▶ **EXERCISE GOAL**: Continue the game story about the Red Sox loss to the Rangers from the point where it stops.

▶ **TEXT SECTION**:
.....

By the time Valentine returned to his office, Sox general manager Ben Cherington was waiting for another solemn conversation before the team left for the airport and the start of a 10-game road trip.

“It’s pretty rough right now,” second baseman Dustin Pedroia said as he zipped up his travel bag. “We can’t keep playing like this.”

The story Wednesday revolved around two decisions Valentine made that cost his team the game.

Down, 6-3, in the fifth inning, the Sox scored twice to get within a run. Carl Crawford tripled and scored on a double by Adrian Gonzalez. A passed ball eventually scored Gonzalez.

Red Sox starter Josh Beckett had pitched horrendously to that point and appeared spent after missing seven days with a sore lower back. But he was sent back to the mound for the sixth inning.

Valentine said that decision was influenced by his worn-out bullpen. He had only three relievers available and wanted Beckett to give him one more inning. The bottom of the Texas order was up.

But David Murphy singled before Geovany Soto drove a fastball over the wall in left-center for his first homer with the Rangers. When Valentine came out of the dugout to get Beckett, the crowd of 37,716 booed him. Then they booed Beckett as he walked off. The lung capacity of Sox fans must be increasing by the day.

Beckett allowed eight runs on eight hits, three of them home runs. He has two victories at Fenway all season, none since May 15.

“It’s tough,” said Beckett. “It’d be a lot better if we were winning two out of every three games. That’s what makes it tough. These are the guys I’ve got to come to work with every day.”

Down, 9-5, the Sox punched back. Pedroia singled off reliever Roy Oswalt to lead off the bottom of the seventh inning and scored on a double by Gonzalez. After Cody Ross drew a walk, Will Middlebrooks hit his second three-run homer in as many games, a shot off the middle billboard above the Monster Seats.

“He started me with two curveballs, two slow curveballs,’’ said Middlebrooks. “After the swing at the second one, I figured he’d try to blow a fastball by me up a little bit. He just didn’t quite get it as high as he wanted to.”

The rookie has 15 home runs in his first 73 games. To put that in some perspective, Ted Williams had 15 homers in his first 73 games in 1939.

.....

Layout element annotations
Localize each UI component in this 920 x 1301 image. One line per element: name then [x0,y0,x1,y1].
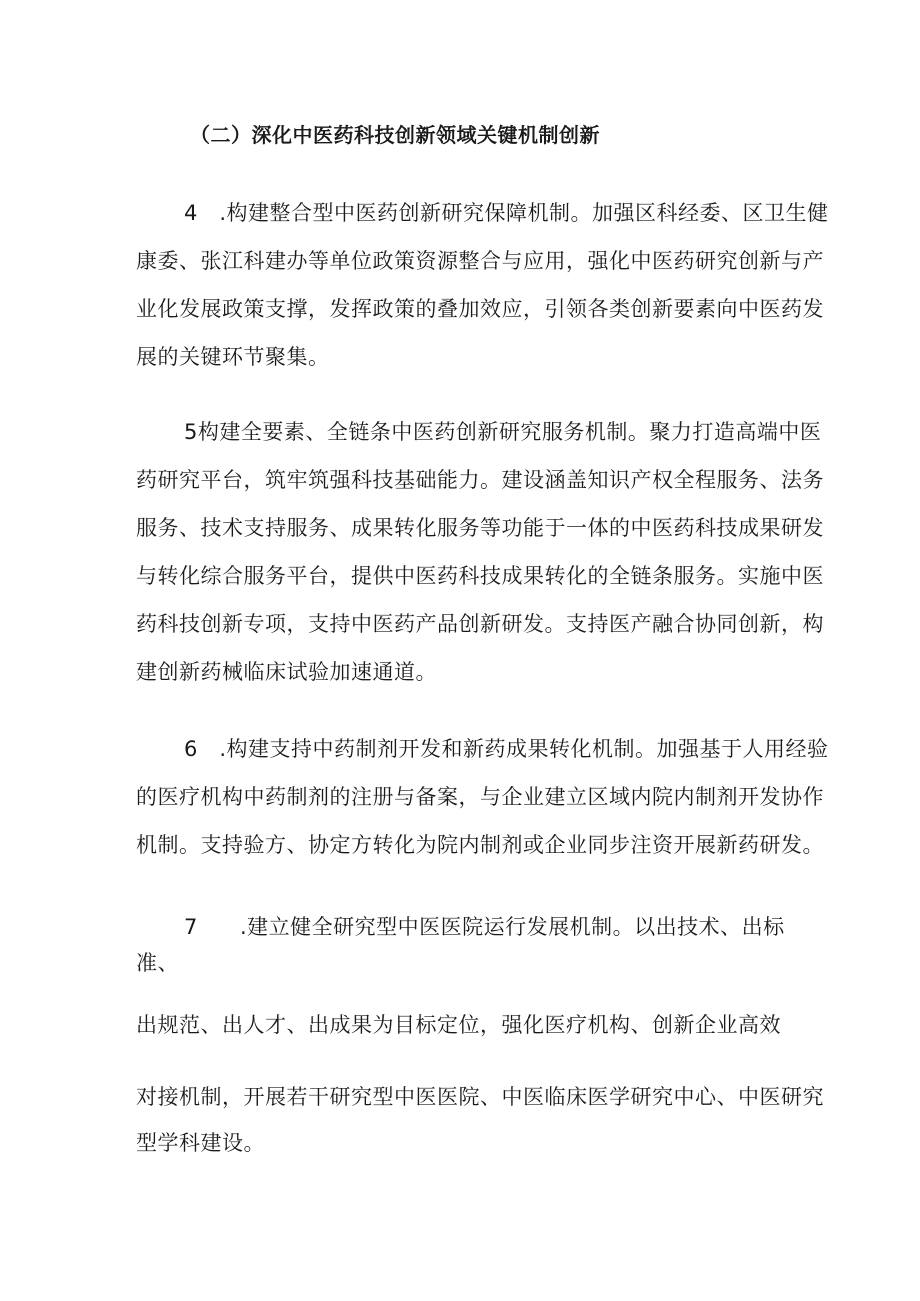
paragraph-5-line-5: 药科技创新专项，支持中医药产品创新研发。支持医产融合协同创新，构 [136,612,824,636]
paragraph-5-line-3: 服务、技术支持服务、成果转化服务等功能于一体的中医药科技成果研发 [136,516,824,540]
paragraph-7-line-1: .建立健全研究型中医医院运行发展机制。以出技术、出标 [240,915,785,939]
paragraph-5-line-4: 与转化综合服务平台，提供中医药科技成果转化的全链条服务。实施中医 [136,564,824,588]
paragraph-6-line-3: 机制。支持验方、协定方转化为院内制剂或企业同步注资开展新药研发。 [136,833,824,857]
paragraph-6-line-2: 的医疗机构中药制剂的注册与备案，与企业建立区域内院内制剂开发协作 [136,785,824,809]
section-heading: （二）深化中医药科技创新领域关键机制创新 [190,123,600,147]
paragraph-4-line-2: 康委、张江科建办等单位政策资源整合与应用，强化中医药研究创新与产 [136,249,824,273]
paragraph-5-line-1: 5构建全要素、全链条中医药创新研究服务机制。聚力打造高端中医 [184,420,822,444]
paragraph-6-line-1: 6 .构建支持中药制剂开发和新药成果转化机制。加强基于人用经验 [184,737,829,761]
paragraph-7-wrap: 准、 [136,951,179,975]
paragraph-4-line-1: 4 .构建整合型中医药创新研究保障机制。加强区科经委、区卫生健 [184,201,829,225]
paragraph-7-line-3: 对接机制，开展若干研究型中医医院、中医临床医学研究中心、中医研究 [136,1085,824,1109]
paragraph-7-line-4: 型学科建设。 [136,1131,265,1155]
paragraph-4-line-3: 业化发展政策支撑，发挥政策的叠加效应，引领各类创新要素向中医药发 [136,297,824,321]
paragraph-5-line-2: 药研究平台，筑牢筑强科技基础能力。建设涵盖知识产权全程服务、法务 [136,468,824,492]
paragraph-7-number: 7 [184,915,198,939]
paragraph-7-line-2: 出规范、出人才、出成果为目标定位，强化医疗机构、创新企业高效 [136,1013,781,1037]
paragraph-4-line-4: 展的关键环节聚集。 [136,345,330,369]
paragraph-5-line-6: 建创新药械临床试验加速通道。 [136,660,437,684]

.....

▶ **OUTPUT OF THE TASK**:
“Something special there,” Ross said.

Clayton Mortensen, summoned from Triple A Pawtucket earlier in the day, had already pitched three innings but went back out for the ninth against the heart of the Texas order in a 9-9 game.

Valentine had closer Alfredo Aceves available but stayed with Mortensen.

Elvis Andrus walked on five pitches, bringing up Josh Hamilton. He was 5 for 12 in the series to that point, but Mortensen stayed in.

“I was going to see if we could get Clay to get Hamilton to swing at something out of the zone, which he has those pitches and [Hamilton] is an aggressive hitter,” said Valentine. “Didn’t work.”

Hamilton singled to right and Andrus went to third. Aceves was finally called in and Adrian Beltre delivered a sacrifice fly. Of the 15 runners Aceves has inherited, seven have scored.

The only other reliever the Red Sox had, Valentine said, was lefty Andrew Miller. Valentine was trying to save somebody for the possibility of extra innings.

“Everybody else was basically shut down today,” he said.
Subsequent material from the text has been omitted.